### Aim of the task:
Each record is to be transcribed exactly.

### Source material:
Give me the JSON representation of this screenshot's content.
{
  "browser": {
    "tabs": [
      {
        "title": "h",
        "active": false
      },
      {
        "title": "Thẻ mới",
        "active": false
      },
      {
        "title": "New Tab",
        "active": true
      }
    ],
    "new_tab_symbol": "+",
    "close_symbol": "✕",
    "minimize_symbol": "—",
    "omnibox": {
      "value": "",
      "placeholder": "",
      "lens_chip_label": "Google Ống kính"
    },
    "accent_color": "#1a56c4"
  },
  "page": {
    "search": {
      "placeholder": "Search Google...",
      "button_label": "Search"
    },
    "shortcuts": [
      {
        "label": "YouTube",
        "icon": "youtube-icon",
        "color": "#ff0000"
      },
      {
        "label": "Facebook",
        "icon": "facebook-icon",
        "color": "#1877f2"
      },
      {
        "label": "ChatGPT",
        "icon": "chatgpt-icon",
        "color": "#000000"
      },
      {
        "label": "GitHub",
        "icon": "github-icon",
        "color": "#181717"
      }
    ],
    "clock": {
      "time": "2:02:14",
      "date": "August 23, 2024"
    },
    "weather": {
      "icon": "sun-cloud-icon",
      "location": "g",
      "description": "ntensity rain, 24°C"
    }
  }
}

### Output below:
Give me the JSON representation of this screenshot's content.
{
  "browser": {
    "tabs": [
      {
        "title": "h",
        "active": false
      },
      {
        "title": "Thẻ mới",
        "active": false
      },
      {
        "title": "New Tab",
        "active": true
      }
    ],
    "new_tab_symbol": "+",
    "close_symbol": "✕",
    "minimize_symbol": "—",
    "omnibox": {
      "value": "",
      "placeholder": "",
      "lens_chip_label": "Google Ống kính"
    },
    "accent_color": "#1a56c4"
  },
  "page": {
    "search": {
      "placeholder": "Search Google...",
      "button_label": "Search"
    },
    "shortcuts": [
      {
        "label": "YouTube",
        "icon": "youtube-icon",
        "color": "#ff0000"
      },
      {
        "label": "Facebook",
        "icon": "facebook-icon",
        "color": "#1877f2"
      },
      {
        "label": "ChatGPT",
        "icon": "chatgpt-icon",
        "color": "#000000"
      },
      {
        "label": "GitHub",
        "icon": "github-icon",
        "color": "#181717"
      }
    ],
    "clock": {
      "time": "2:02:14",
      "date": "August 23, 2024"
    },
    "weather": {
      "icon": "sun-cloud-icon",
      "location": "g",
      "description": "ntensity rain, 24°C"
    }
  }
}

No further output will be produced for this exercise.